● **Aim**
Go through the listing below and gather every line with the word "ffffff".

Part of a data file
## Begin
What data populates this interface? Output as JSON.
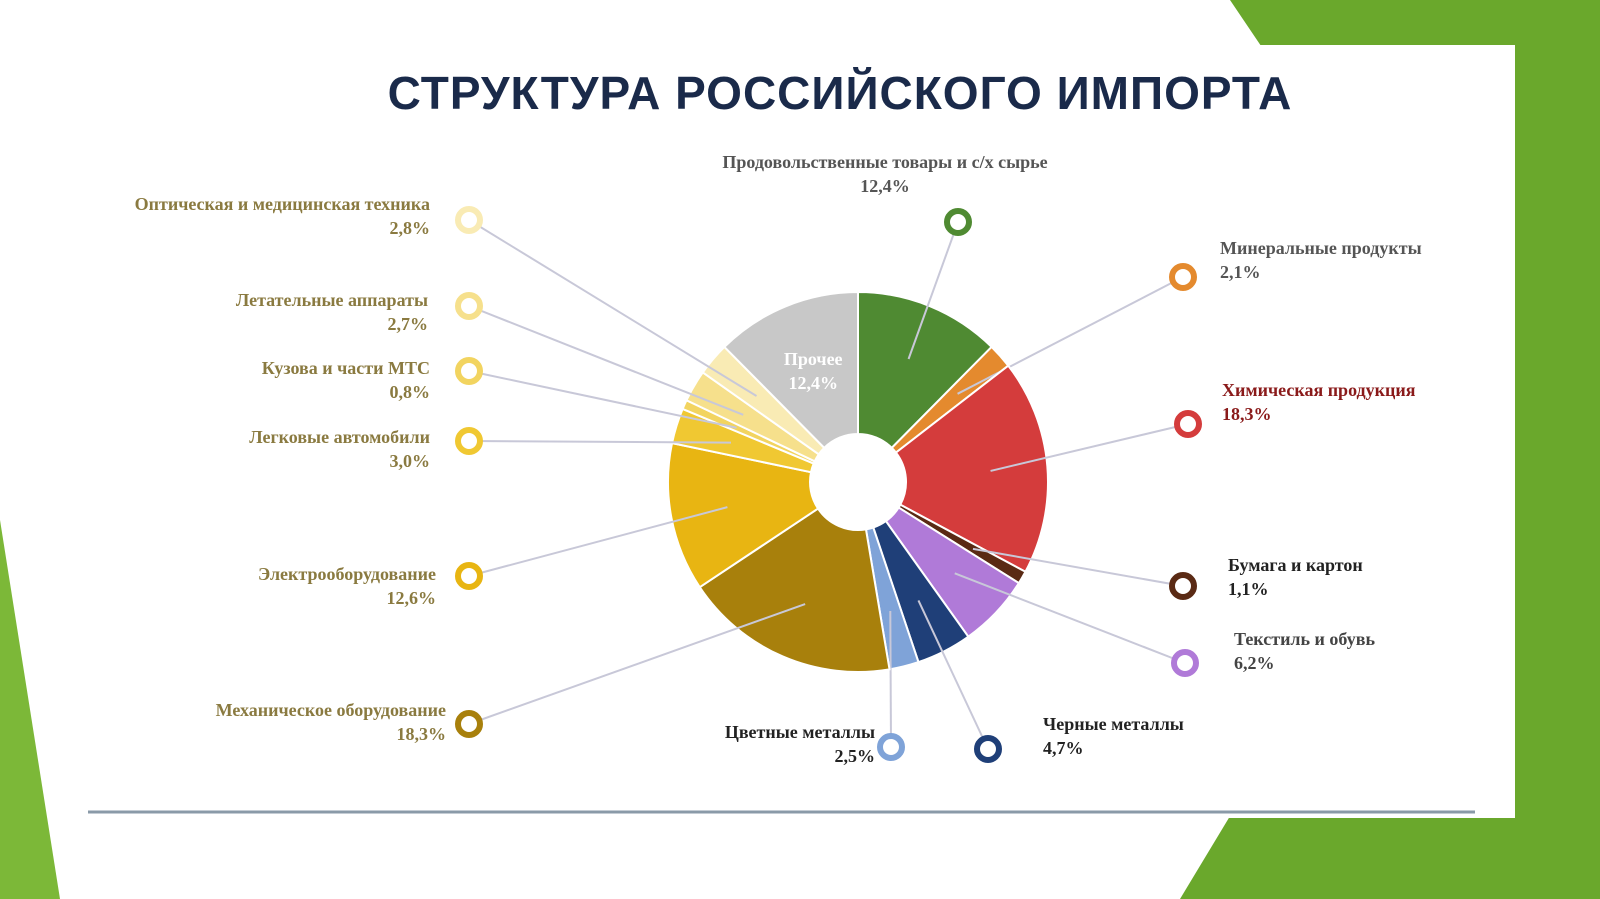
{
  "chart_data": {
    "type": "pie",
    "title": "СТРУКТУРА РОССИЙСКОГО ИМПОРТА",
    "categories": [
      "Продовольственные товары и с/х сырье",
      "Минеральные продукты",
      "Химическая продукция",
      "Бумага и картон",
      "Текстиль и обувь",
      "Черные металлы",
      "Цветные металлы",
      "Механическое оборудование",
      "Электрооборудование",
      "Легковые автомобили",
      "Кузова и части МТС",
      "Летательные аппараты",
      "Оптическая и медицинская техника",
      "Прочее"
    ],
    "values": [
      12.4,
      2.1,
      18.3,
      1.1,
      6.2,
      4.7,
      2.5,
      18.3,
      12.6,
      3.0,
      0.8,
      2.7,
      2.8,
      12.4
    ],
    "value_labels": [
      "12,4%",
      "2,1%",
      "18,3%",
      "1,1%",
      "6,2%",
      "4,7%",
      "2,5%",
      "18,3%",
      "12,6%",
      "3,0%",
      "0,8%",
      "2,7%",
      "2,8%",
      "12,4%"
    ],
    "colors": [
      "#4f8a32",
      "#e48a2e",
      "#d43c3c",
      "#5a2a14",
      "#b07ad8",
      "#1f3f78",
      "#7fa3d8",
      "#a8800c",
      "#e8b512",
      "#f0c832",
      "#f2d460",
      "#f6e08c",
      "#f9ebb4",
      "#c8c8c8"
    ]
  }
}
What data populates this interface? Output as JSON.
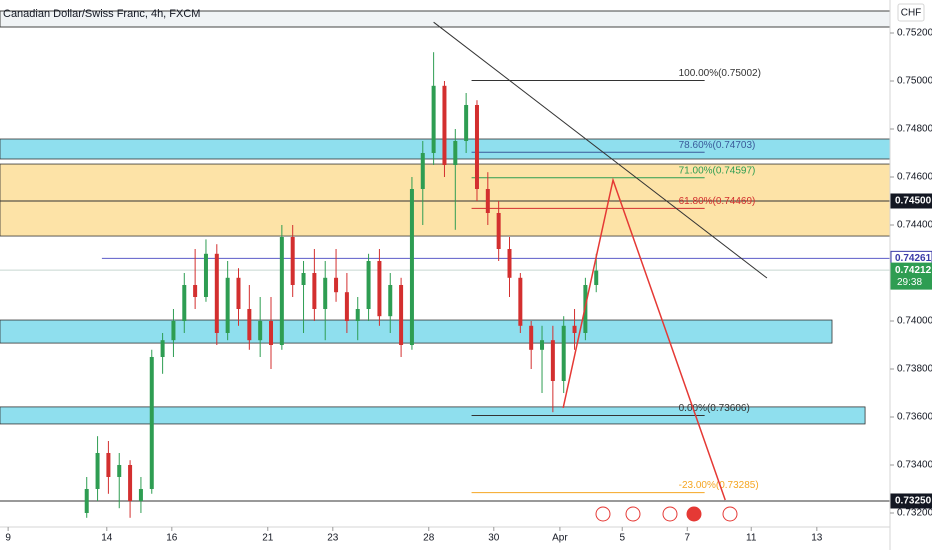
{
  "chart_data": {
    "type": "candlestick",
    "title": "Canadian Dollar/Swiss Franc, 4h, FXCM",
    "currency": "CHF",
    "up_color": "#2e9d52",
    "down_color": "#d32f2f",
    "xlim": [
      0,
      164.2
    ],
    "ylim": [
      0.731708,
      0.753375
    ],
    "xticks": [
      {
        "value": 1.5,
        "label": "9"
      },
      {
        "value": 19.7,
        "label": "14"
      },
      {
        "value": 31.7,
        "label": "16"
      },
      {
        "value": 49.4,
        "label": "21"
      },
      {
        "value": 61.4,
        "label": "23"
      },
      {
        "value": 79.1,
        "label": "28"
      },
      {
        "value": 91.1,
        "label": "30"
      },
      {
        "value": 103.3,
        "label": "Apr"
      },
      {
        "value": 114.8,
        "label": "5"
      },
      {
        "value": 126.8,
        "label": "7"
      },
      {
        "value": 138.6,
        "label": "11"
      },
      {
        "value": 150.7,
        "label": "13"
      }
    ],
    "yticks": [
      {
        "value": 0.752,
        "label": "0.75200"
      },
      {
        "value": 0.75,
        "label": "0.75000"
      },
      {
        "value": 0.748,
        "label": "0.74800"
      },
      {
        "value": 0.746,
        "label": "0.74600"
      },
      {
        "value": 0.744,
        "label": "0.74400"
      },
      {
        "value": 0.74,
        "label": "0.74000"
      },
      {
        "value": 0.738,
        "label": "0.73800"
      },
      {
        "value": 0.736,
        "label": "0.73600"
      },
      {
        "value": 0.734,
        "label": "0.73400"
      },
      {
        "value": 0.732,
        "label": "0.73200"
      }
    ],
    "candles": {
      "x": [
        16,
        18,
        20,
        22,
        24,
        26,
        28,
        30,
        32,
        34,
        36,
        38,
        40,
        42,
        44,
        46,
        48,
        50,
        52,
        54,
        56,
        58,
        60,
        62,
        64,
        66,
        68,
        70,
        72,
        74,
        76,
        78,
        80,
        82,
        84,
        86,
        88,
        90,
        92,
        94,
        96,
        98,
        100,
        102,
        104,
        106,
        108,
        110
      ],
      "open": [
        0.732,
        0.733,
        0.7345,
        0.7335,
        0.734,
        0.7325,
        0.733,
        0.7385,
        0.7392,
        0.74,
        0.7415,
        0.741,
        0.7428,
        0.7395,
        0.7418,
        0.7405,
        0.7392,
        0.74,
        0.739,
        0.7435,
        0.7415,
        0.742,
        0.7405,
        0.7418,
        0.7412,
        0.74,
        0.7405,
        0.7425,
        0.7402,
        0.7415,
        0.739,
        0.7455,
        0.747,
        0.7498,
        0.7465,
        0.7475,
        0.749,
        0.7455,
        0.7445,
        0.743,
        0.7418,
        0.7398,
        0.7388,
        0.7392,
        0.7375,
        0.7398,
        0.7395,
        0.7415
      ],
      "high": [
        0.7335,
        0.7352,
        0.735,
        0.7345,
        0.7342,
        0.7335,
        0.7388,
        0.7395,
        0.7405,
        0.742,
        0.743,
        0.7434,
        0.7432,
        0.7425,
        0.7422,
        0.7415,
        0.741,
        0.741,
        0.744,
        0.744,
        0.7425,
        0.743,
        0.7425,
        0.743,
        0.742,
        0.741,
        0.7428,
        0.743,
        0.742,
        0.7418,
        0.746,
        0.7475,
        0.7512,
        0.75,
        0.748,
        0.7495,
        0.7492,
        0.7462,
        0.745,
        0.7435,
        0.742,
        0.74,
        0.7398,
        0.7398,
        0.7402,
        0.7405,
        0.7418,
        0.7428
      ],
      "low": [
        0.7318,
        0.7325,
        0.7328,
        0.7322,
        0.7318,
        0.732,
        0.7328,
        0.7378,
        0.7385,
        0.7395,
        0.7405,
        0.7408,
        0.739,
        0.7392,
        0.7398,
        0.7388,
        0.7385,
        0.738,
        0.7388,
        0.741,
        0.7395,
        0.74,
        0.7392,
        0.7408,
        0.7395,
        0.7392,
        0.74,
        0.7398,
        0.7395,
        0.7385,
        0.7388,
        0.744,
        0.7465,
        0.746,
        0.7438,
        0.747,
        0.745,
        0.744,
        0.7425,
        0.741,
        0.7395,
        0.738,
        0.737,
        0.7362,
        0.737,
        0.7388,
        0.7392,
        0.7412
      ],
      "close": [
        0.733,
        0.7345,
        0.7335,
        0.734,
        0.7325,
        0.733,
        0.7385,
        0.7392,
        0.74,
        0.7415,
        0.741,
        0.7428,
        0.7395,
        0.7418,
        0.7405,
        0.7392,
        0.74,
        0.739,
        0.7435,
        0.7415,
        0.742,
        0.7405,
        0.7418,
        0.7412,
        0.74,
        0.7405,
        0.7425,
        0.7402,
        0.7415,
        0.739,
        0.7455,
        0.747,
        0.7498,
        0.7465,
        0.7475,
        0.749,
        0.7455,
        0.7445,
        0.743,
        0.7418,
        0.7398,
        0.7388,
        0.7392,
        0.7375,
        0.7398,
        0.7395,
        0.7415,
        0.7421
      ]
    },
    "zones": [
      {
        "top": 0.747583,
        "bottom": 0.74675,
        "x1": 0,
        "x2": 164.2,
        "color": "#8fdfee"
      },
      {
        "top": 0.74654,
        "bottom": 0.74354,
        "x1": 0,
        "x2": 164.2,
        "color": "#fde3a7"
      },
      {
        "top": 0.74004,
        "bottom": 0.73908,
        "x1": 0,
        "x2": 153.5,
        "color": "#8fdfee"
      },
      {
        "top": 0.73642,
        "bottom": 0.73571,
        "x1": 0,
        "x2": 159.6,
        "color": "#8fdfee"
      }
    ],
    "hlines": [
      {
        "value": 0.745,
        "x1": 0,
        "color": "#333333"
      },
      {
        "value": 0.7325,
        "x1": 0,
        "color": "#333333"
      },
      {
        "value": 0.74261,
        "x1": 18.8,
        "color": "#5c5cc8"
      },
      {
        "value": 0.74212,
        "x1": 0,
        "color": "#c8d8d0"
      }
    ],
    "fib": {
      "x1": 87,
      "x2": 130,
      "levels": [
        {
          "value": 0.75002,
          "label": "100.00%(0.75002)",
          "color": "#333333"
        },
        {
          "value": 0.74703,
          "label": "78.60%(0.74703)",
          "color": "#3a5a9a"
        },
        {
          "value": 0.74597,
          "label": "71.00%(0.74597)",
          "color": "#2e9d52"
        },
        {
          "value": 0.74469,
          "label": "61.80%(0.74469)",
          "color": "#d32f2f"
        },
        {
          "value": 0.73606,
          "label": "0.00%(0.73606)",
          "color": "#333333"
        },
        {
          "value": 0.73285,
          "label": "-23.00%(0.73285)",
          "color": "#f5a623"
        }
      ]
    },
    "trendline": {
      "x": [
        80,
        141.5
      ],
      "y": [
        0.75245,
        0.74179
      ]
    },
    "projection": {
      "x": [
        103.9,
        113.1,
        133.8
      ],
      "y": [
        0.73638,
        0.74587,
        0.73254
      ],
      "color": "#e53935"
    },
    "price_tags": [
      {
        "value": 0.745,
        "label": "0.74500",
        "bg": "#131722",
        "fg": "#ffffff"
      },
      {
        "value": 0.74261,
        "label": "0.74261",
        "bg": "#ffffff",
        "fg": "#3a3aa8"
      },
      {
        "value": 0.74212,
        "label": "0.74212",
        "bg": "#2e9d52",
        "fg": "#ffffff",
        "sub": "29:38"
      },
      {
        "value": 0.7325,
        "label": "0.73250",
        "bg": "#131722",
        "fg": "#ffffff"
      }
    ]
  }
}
## End
● **Written answer**
        "fg": "#ffffff"
        "bg": "#ffffff",
        "fg": "#ffffff",
        "fg": "#ffffff"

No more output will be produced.